**STORED DATA**

## start

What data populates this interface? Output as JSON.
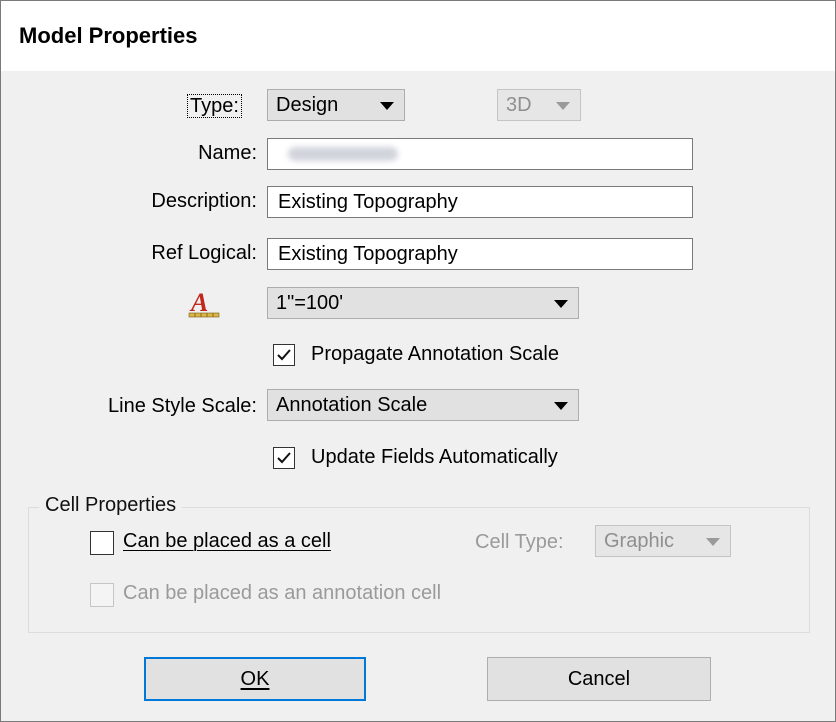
{
  "dialog": {
    "title": "Model Properties"
  },
  "form": {
    "type_label": "Type:",
    "type_value": "Design",
    "dimension_value": "3D",
    "name_label": "Name:",
    "name_value": "",
    "description_label": "Description:",
    "description_value": "Existing Topography",
    "ref_logical_label": "Ref Logical:",
    "ref_logical_value": "Existing Topography",
    "annotation_scale_value": "1\"=100'",
    "propagate_label": "Propagate Annotation Scale",
    "propagate_checked": true,
    "line_style_scale_label": "Line Style Scale:",
    "line_style_scale_value": "Annotation Scale",
    "update_fields_label": "Update Fields Automatically",
    "update_fields_checked": true
  },
  "cell_properties": {
    "group_label": "Cell Properties",
    "placed_as_cell_label": "Can be placed as a cell",
    "placed_as_cell_checked": false,
    "cell_type_label": "Cell Type:",
    "cell_type_value": "Graphic",
    "annotation_cell_label": "Can be placed as an annotation cell",
    "annotation_cell_checked": false
  },
  "buttons": {
    "ok_label": "OK",
    "cancel_label": "Cancel"
  },
  "colors": {
    "accent": "#0078d7",
    "annotation_icon": "#c0281c"
  },
  "icons": {
    "annotation_scale": "annotation-scale-icon"
  }
}
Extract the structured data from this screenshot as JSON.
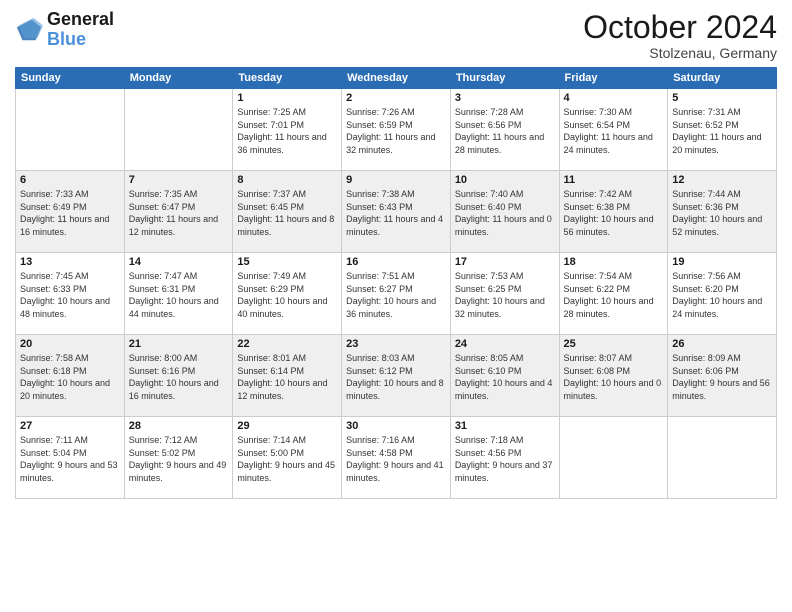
{
  "header": {
    "logo_line1": "General",
    "logo_line2": "Blue",
    "month": "October 2024",
    "location": "Stolzenau, Germany"
  },
  "days_of_week": [
    "Sunday",
    "Monday",
    "Tuesday",
    "Wednesday",
    "Thursday",
    "Friday",
    "Saturday"
  ],
  "weeks": [
    [
      {
        "day": "",
        "info": ""
      },
      {
        "day": "",
        "info": ""
      },
      {
        "day": "1",
        "info": "Sunrise: 7:25 AM\nSunset: 7:01 PM\nDaylight: 11 hours\nand 36 minutes."
      },
      {
        "day": "2",
        "info": "Sunrise: 7:26 AM\nSunset: 6:59 PM\nDaylight: 11 hours\nand 32 minutes."
      },
      {
        "day": "3",
        "info": "Sunrise: 7:28 AM\nSunset: 6:56 PM\nDaylight: 11 hours\nand 28 minutes."
      },
      {
        "day": "4",
        "info": "Sunrise: 7:30 AM\nSunset: 6:54 PM\nDaylight: 11 hours\nand 24 minutes."
      },
      {
        "day": "5",
        "info": "Sunrise: 7:31 AM\nSunset: 6:52 PM\nDaylight: 11 hours\nand 20 minutes."
      }
    ],
    [
      {
        "day": "6",
        "info": "Sunrise: 7:33 AM\nSunset: 6:49 PM\nDaylight: 11 hours\nand 16 minutes."
      },
      {
        "day": "7",
        "info": "Sunrise: 7:35 AM\nSunset: 6:47 PM\nDaylight: 11 hours\nand 12 minutes."
      },
      {
        "day": "8",
        "info": "Sunrise: 7:37 AM\nSunset: 6:45 PM\nDaylight: 11 hours\nand 8 minutes."
      },
      {
        "day": "9",
        "info": "Sunrise: 7:38 AM\nSunset: 6:43 PM\nDaylight: 11 hours\nand 4 minutes."
      },
      {
        "day": "10",
        "info": "Sunrise: 7:40 AM\nSunset: 6:40 PM\nDaylight: 11 hours\nand 0 minutes."
      },
      {
        "day": "11",
        "info": "Sunrise: 7:42 AM\nSunset: 6:38 PM\nDaylight: 10 hours\nand 56 minutes."
      },
      {
        "day": "12",
        "info": "Sunrise: 7:44 AM\nSunset: 6:36 PM\nDaylight: 10 hours\nand 52 minutes."
      }
    ],
    [
      {
        "day": "13",
        "info": "Sunrise: 7:45 AM\nSunset: 6:33 PM\nDaylight: 10 hours\nand 48 minutes."
      },
      {
        "day": "14",
        "info": "Sunrise: 7:47 AM\nSunset: 6:31 PM\nDaylight: 10 hours\nand 44 minutes."
      },
      {
        "day": "15",
        "info": "Sunrise: 7:49 AM\nSunset: 6:29 PM\nDaylight: 10 hours\nand 40 minutes."
      },
      {
        "day": "16",
        "info": "Sunrise: 7:51 AM\nSunset: 6:27 PM\nDaylight: 10 hours\nand 36 minutes."
      },
      {
        "day": "17",
        "info": "Sunrise: 7:53 AM\nSunset: 6:25 PM\nDaylight: 10 hours\nand 32 minutes."
      },
      {
        "day": "18",
        "info": "Sunrise: 7:54 AM\nSunset: 6:22 PM\nDaylight: 10 hours\nand 28 minutes."
      },
      {
        "day": "19",
        "info": "Sunrise: 7:56 AM\nSunset: 6:20 PM\nDaylight: 10 hours\nand 24 minutes."
      }
    ],
    [
      {
        "day": "20",
        "info": "Sunrise: 7:58 AM\nSunset: 6:18 PM\nDaylight: 10 hours\nand 20 minutes."
      },
      {
        "day": "21",
        "info": "Sunrise: 8:00 AM\nSunset: 6:16 PM\nDaylight: 10 hours\nand 16 minutes."
      },
      {
        "day": "22",
        "info": "Sunrise: 8:01 AM\nSunset: 6:14 PM\nDaylight: 10 hours\nand 12 minutes."
      },
      {
        "day": "23",
        "info": "Sunrise: 8:03 AM\nSunset: 6:12 PM\nDaylight: 10 hours\nand 8 minutes."
      },
      {
        "day": "24",
        "info": "Sunrise: 8:05 AM\nSunset: 6:10 PM\nDaylight: 10 hours\nand 4 minutes."
      },
      {
        "day": "25",
        "info": "Sunrise: 8:07 AM\nSunset: 6:08 PM\nDaylight: 10 hours\nand 0 minutes."
      },
      {
        "day": "26",
        "info": "Sunrise: 8:09 AM\nSunset: 6:06 PM\nDaylight: 9 hours\nand 56 minutes."
      }
    ],
    [
      {
        "day": "27",
        "info": "Sunrise: 7:11 AM\nSunset: 5:04 PM\nDaylight: 9 hours\nand 53 minutes."
      },
      {
        "day": "28",
        "info": "Sunrise: 7:12 AM\nSunset: 5:02 PM\nDaylight: 9 hours\nand 49 minutes."
      },
      {
        "day": "29",
        "info": "Sunrise: 7:14 AM\nSunset: 5:00 PM\nDaylight: 9 hours\nand 45 minutes."
      },
      {
        "day": "30",
        "info": "Sunrise: 7:16 AM\nSunset: 4:58 PM\nDaylight: 9 hours\nand 41 minutes."
      },
      {
        "day": "31",
        "info": "Sunrise: 7:18 AM\nSunset: 4:56 PM\nDaylight: 9 hours\nand 37 minutes."
      },
      {
        "day": "",
        "info": ""
      },
      {
        "day": "",
        "info": ""
      }
    ]
  ]
}
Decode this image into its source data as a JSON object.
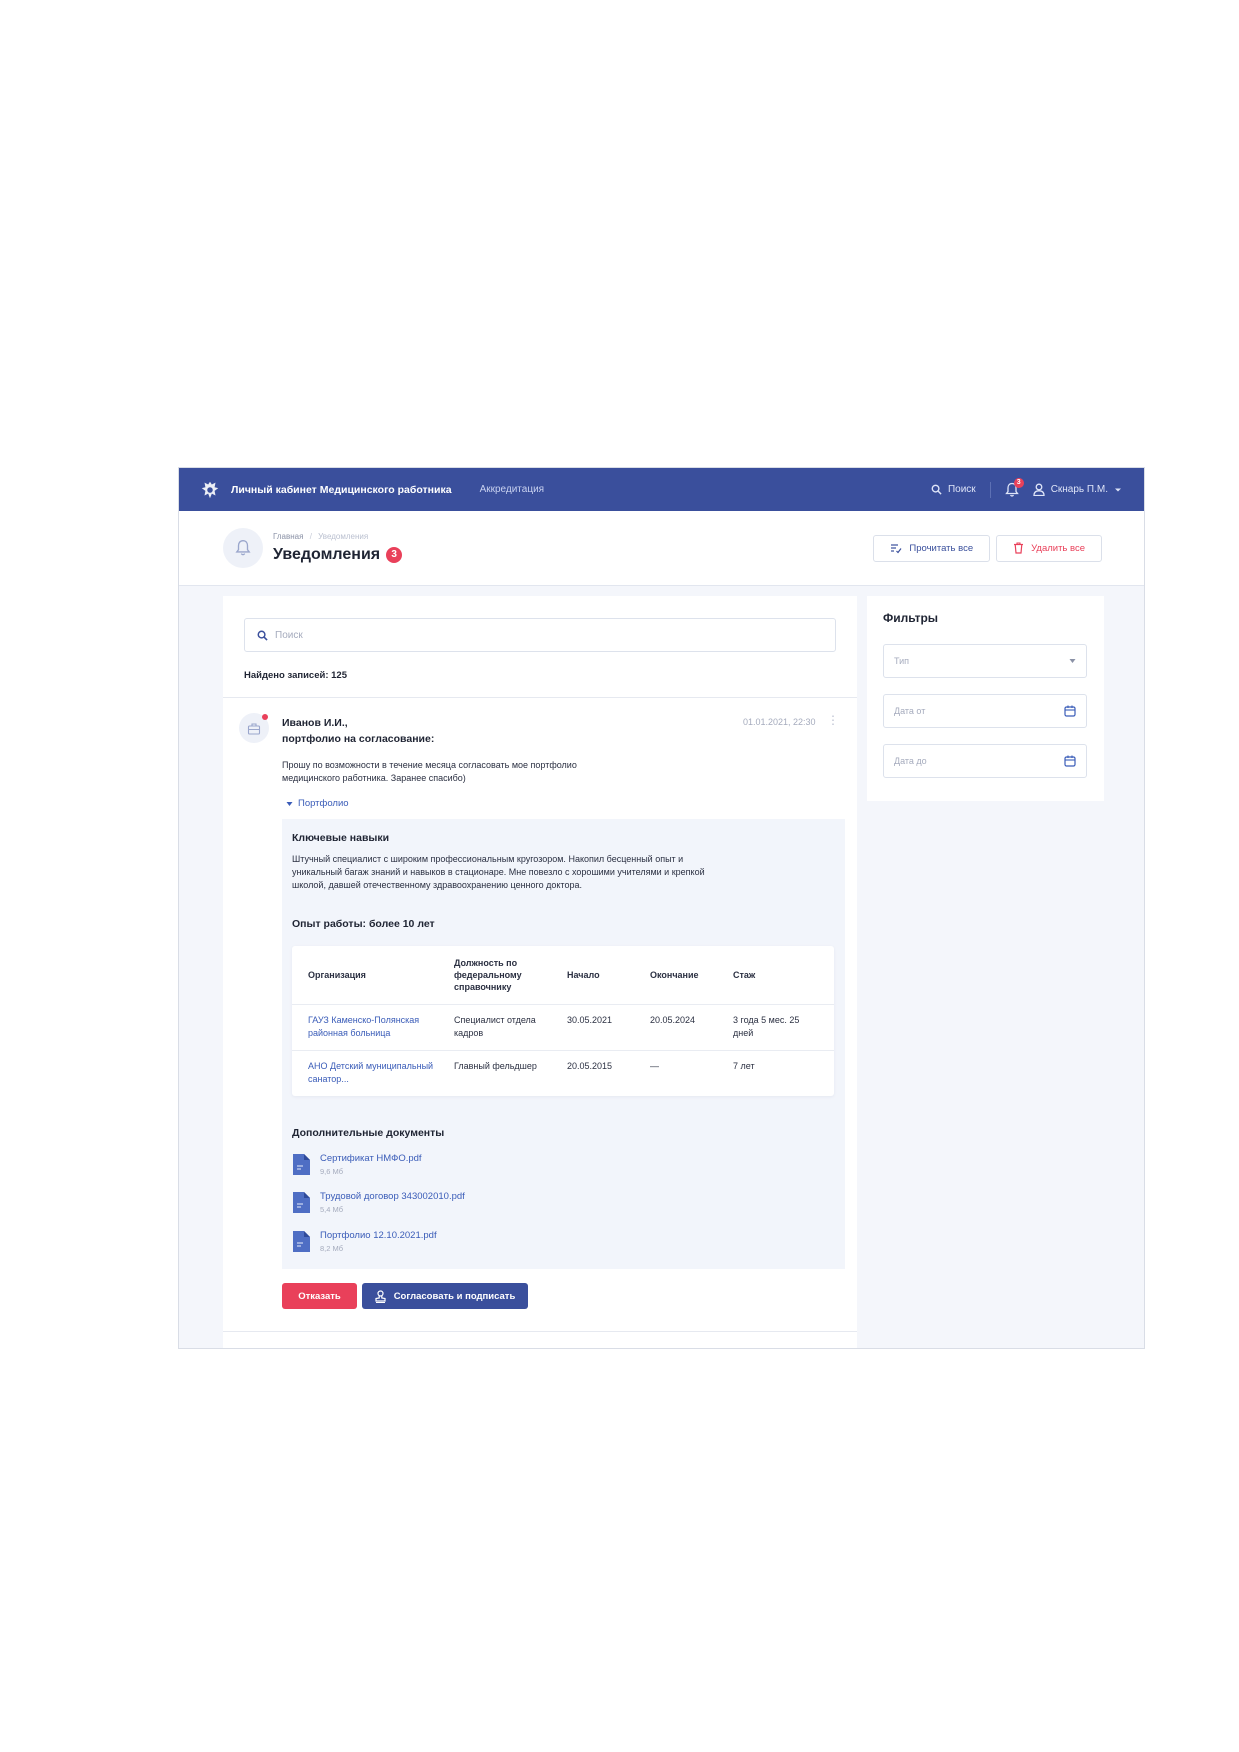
{
  "topbar": {
    "app_title": "Личный кабинет Медицинского работника",
    "nav_item": "Аккредитация",
    "search_label": "Поиск",
    "notifications_count": "3",
    "user_name": "Скнарь П.М."
  },
  "header": {
    "breadcrumb_home": "Главная",
    "breadcrumb_separator": "/",
    "breadcrumb_current": "Уведомления",
    "title": "Уведомления",
    "title_badge": "3",
    "read_all_label": "Прочитать все",
    "delete_all_label": "Удалить все"
  },
  "main": {
    "search_placeholder": "Поиск",
    "found_label": "Найдено записей: 125"
  },
  "message": {
    "author": "Иванов И.И.,",
    "subject": "портфолио на согласование:",
    "date": "01.01.2021, 22:30",
    "body": "Прошу по возможности в течение месяца согласовать мое портфолио медицинского работника. Заранее спасибо)",
    "portfolio_toggle": "Портфолио",
    "skills_title": "Ключевые навыки",
    "skills_text": "Штучный специалист с широким профессиональным кругозором. Накопил бесценный опыт и уникальный багаж знаний и навыков в стационаре. Мне повезло с хорошими учителями и крепкой школой, давшей отечественному здравоохранению ценного доктора.",
    "experience_title": "Опыт работы: более 10 лет",
    "table": {
      "headers": [
        "Организация",
        "Должность по федеральному справочнику",
        "Начало",
        "Окончание",
        "Стаж"
      ],
      "rows": [
        [
          "ГАУЗ Каменско-Полянская районная больница",
          "Специалист отдела кадров",
          "30.05.2021",
          "20.05.2024",
          "3 года 5 мес. 25 дней"
        ],
        [
          "АНО Детский муниципальный санатор...",
          "Главный фельдшер",
          "20.05.2015",
          "—",
          "7 лет"
        ]
      ]
    },
    "docs_title": "Дополнительные документы",
    "documents": [
      {
        "name": "Сертификат НМФО.pdf",
        "size": "9,6 Мб"
      },
      {
        "name": "Трудовой договор 343002010.pdf",
        "size": "5,4 Мб"
      },
      {
        "name": "Портфолио 12.10.2021.pdf",
        "size": "8,2 Мб"
      }
    ],
    "reject_label": "Отказать",
    "sign_label": "Согласовать и подписать"
  },
  "filters": {
    "title": "Фильтры",
    "type_placeholder": "Тип",
    "date_from_placeholder": "Дата от",
    "date_to_placeholder": "Дата до"
  },
  "colors": {
    "primary": "#3a4f9c",
    "danger": "#e9405a",
    "link": "#3a5cb8",
    "background": "#f4f6fb"
  }
}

## end

**INSTRUCTIONS FOR THE TASK**
From the listing above, copy all lines holding the word "Поиск".

**SOLUTION FOR THIS PROBLEM**
    "search_label": "Поиск",
    "search_placeholder": "Поиск",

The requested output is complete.